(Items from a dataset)
****************

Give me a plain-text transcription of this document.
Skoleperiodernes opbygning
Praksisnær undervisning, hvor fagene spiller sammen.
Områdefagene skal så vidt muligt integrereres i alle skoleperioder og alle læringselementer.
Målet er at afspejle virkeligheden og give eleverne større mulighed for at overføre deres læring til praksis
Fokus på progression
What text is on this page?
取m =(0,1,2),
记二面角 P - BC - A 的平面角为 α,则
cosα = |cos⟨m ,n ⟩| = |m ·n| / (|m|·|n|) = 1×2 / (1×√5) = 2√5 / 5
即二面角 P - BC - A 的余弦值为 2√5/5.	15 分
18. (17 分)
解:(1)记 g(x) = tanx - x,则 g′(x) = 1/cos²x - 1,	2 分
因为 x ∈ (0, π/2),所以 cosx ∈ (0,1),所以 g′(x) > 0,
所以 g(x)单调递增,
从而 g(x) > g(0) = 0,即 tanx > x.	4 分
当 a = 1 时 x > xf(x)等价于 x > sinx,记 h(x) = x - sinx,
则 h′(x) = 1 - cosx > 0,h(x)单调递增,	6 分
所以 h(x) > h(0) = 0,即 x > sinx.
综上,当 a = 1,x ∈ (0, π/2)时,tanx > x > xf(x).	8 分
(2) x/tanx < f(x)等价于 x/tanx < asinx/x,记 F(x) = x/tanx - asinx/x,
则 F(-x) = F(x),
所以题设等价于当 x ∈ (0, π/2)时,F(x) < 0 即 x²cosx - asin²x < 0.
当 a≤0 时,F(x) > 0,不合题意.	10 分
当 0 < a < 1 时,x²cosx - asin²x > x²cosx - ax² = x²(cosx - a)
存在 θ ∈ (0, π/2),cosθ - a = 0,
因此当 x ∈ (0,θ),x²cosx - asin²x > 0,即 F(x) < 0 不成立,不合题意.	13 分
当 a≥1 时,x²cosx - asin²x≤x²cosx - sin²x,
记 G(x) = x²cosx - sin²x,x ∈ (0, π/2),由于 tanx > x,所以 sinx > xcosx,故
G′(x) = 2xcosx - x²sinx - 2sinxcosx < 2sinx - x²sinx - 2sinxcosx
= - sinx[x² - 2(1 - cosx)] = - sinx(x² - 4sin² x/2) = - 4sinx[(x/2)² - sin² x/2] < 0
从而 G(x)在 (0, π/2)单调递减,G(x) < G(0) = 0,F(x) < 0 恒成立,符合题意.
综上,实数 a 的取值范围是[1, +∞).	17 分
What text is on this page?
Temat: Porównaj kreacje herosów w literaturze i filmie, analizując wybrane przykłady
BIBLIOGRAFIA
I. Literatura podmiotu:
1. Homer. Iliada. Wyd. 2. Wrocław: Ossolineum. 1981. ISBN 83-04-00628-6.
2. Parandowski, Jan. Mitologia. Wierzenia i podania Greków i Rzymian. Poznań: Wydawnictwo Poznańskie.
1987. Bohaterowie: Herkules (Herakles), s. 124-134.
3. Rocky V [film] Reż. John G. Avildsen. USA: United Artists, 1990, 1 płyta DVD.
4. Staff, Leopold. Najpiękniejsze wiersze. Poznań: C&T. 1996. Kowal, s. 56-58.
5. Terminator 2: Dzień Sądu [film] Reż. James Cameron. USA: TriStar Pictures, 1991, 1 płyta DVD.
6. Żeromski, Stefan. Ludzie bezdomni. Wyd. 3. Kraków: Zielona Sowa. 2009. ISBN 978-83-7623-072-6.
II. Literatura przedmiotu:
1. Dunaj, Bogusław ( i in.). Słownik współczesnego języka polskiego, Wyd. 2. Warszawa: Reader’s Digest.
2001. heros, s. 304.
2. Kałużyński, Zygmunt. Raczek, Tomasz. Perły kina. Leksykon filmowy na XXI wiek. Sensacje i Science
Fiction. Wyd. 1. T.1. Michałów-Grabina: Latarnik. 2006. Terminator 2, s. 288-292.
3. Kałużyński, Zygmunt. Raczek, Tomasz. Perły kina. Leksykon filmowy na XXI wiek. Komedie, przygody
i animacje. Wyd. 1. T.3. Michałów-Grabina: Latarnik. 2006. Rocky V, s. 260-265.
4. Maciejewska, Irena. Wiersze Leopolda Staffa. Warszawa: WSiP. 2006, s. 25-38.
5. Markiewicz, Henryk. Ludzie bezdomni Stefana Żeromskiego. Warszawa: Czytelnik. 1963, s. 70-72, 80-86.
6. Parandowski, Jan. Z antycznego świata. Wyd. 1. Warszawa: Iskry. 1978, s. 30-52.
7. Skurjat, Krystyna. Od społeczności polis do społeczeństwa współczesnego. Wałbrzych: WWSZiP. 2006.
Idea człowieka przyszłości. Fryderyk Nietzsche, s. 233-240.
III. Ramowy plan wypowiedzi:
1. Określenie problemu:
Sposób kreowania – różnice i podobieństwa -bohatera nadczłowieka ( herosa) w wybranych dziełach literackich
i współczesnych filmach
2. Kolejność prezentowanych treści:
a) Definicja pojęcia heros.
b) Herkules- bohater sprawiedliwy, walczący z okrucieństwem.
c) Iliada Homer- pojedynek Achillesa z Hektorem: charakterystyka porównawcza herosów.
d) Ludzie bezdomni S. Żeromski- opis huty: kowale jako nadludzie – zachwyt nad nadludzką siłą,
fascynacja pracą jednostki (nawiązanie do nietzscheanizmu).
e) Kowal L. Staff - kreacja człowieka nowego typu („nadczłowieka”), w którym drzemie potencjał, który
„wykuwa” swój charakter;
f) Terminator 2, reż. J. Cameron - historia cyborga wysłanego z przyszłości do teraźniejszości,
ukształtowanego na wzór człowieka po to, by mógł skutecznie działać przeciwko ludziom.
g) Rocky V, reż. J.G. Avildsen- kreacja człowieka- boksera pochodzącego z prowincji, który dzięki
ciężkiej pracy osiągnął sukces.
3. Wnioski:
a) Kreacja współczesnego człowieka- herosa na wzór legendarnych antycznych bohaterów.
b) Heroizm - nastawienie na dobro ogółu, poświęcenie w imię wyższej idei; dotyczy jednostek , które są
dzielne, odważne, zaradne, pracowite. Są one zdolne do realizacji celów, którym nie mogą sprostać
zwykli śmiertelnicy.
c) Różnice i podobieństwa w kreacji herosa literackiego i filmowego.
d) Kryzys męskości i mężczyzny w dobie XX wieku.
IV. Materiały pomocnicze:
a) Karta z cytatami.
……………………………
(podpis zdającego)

****************

* EXERCISE DESCRIPTION: Please set down all the data word for word.

* EXERCISE ANSWER:
Give me a plain-text transcription of this document.
Skoleperiodernes opbygning
Praksisnær undervisning, hvor fagene spiller sammen.
Områdefagene skal så vidt muligt integrereres i alle skoleperioder og alle læringselementer.
Målet er at afspejle virkeligheden og give eleverne større mulighed for at overføre deres læring til praksis
Fokus på progression
What text is on this page?
取m =(0,1,2),
记二面角 P - BC - A 的平面角为 α,则
cosα = |cos⟨m ,n ⟩| = |m ·n| / (|m|·|n|) = 1×2 / (1×√5) = 2√5 / 5
即二面角 P - BC - A 的余弦值为 2√5/5.	15 分
18. (17 分)
解:(1)记 g(x) = tanx - x,则 g′(x) = 1/cos²x - 1,	2 分
因为 x ∈ (0, π/2),所以 cosx ∈ (0,1),所以 g′(x) > 0,
所以 g(x)单调递增,
从而 g(x) > g(0) = 0,即 tanx > x.	4 分
当 a = 1 时 x > xf(x)等价于 x > sinx,记 h(x) = x - sinx,
则 h′(x) = 1 - cosx > 0,h(x)单调递增,	6 分
所以 h(x) > h(0) = 0,即 x > sinx.
综上,当 a = 1,x ∈ (0, π/2)时,tanx > x > xf(x).	8 分
(2) x/tanx < f(x)等价于 x/tanx < asinx/x,记 F(x) = x/tanx - asinx/x,
则 F(-x) = F(x),
所以题设等价于当 x ∈ (0, π/2)时,F(x) < 0 即 x²cosx - asin²x < 0.
当 a≤0 时,F(x) > 0,不合题意.	10 分
当 0 < a < 1 时,x²cosx - asin²x > x²cosx - ax² = x²(cosx - a)
存在 θ ∈ (0, π/2),cosθ - a = 0,
因此当 x ∈ (0,θ),x²cosx - asin²x > 0,即 F(x) < 0 不成立,不合题意.	13 分
当 a≥1 时,x²cosx - asin²x≤x²cosx - sin²x,
记 G(x) = x²cosx - sin²x,x ∈ (0, π/2),由于 tanx > x,所以 sinx > xcosx,故
G′(x) = 2xcosx - x²sinx - 2sinxcosx < 2sinx - x²sinx - 2sinxcosx
= - sinx[x² - 2(1 - cosx)] = - sinx(x² - 4sin² x/2) = - 4sinx[(x/2)² - sin² x/2] < 0
从而 G(x)在 (0, π/2)单调递减,G(x) < G(0) = 0,F(x) < 0 恒成立,符合题意.
综上,实数 a 的取值范围是[1, +∞).	17 分
What text is on this page?
Temat: Porównaj kreacje herosów w literaturze i filmie, analizując wybrane przykłady
BIBLIOGRAFIA
I. Literatura podmiotu:
1. Homer. Iliada. Wyd. 2. Wrocław: Ossolineum. 1981. ISBN 83-04-00628-6.
2. Parandowski, Jan. Mitologia. Wierzenia i podania Greków i Rzymian. Poznań: Wydawnictwo Poznańskie.
1987. Bohaterowie: Herkules (Herakles), s. 124-134.
3. Rocky V [film] Reż. John G. Avildsen. USA: United Artists, 1990, 1 płyta DVD.
4. Staff, Leopold. Najpiękniejsze wiersze. Poznań: C&T. 1996. Kowal, s. 56-58.
5. Terminator 2: Dzień Sądu [film] Reż. James Cameron. USA: TriStar Pictures, 1991, 1 płyta DVD.
6. Żeromski, Stefan. Ludzie bezdomni. Wyd. 3. Kraków: Zielona Sowa. 2009. ISBN 978-83-7623-072-6.
II. Literatura przedmiotu:
1. Dunaj, Bogusław ( i in.). Słownik współczesnego języka polskiego, Wyd. 2. Warszawa: Reader’s Digest.
2001. heros, s. 304.
2. Kałużyński, Zygmunt. Raczek, Tomasz. Perły kina. Leksykon filmowy na XXI wiek. Sensacje i Science
Fiction. Wyd. 1. T.1. Michałów-Grabina: Latarnik. 2006. Terminator 2, s. 288-292.
3. Kałużyński, Zygmunt. Raczek, Tomasz. Perły kina. Leksykon filmowy na XXI wiek. Komedie, przygody
i animacje. Wyd. 1. T.3. Michałów-Grabina: Latarnik. 2006. Rocky V, s. 260-265.
4. Maciejewska, Irena. Wiersze Leopolda Staffa. Warszawa: WSiP. 2006, s. 25-38.
5. Markiewicz, Henryk. Ludzie bezdomni Stefana Żeromskiego. Warszawa: Czytelnik. 1963, s. 70-72, 80-86.
6. Parandowski, Jan. Z antycznego świata. Wyd. 1. Warszawa: Iskry. 1978, s. 30-52.
7. Skurjat, Krystyna. Od społeczności polis do społeczeństwa współczesnego. Wałbrzych: WWSZiP. 2006.
Idea człowieka przyszłości. Fryderyk Nietzsche, s. 233-240.
III. Ramowy plan wypowiedzi:
1. Określenie problemu:
Sposób kreowania – różnice i podobieństwa -bohatera nadczłowieka ( herosa) w wybranych dziełach literackich
i współczesnych filmach
2. Kolejność prezentowanych treści:
a) Definicja pojęcia heros.
b) Herkules- bohater sprawiedliwy, walczący z okrucieństwem.
c) Iliada Homer- pojedynek Achillesa z Hektorem: charakterystyka porównawcza herosów.
d) Ludzie bezdomni S. Żeromski- opis huty: kowale jako nadludzie – zachwyt nad nadludzką siłą,
fascynacja pracą jednostki (nawiązanie do nietzscheanizmu).
e) Kowal L. Staff - kreacja człowieka nowego typu („nadczłowieka”), w którym drzemie potencjał, który
„wykuwa” swój charakter;
f) Terminator 2, reż. J. Cameron - historia cyborga wysłanego z przyszłości do teraźniejszości,
ukształtowanego na wzór człowieka po to, by mógł skutecznie działać przeciwko ludziom.
g) Rocky V, reż. J.G. Avildsen- kreacja człowieka- boksera pochodzącego z prowincji, który dzięki
ciężkiej pracy osiągnął sukces.
3. Wnioski:
a) Kreacja współczesnego człowieka- herosa na wzór legendarnych antycznych bohaterów.
b) Heroizm - nastawienie na dobro ogółu, poświęcenie w imię wyższej idei; dotyczy jednostek , które są
dzielne, odważne, zaradne, pracowite. Są one zdolne do realizacji celów, którym nie mogą sprostać
zwykli śmiertelnicy.
c) Różnice i podobieństwa w kreacji herosa literackiego i filmowego.
d) Kryzys męskości i mężczyzny w dobie XX wieku.
IV. Materiały pomocnicze:
a) Karta z cytatami.
……………………………
(podpis zdającego)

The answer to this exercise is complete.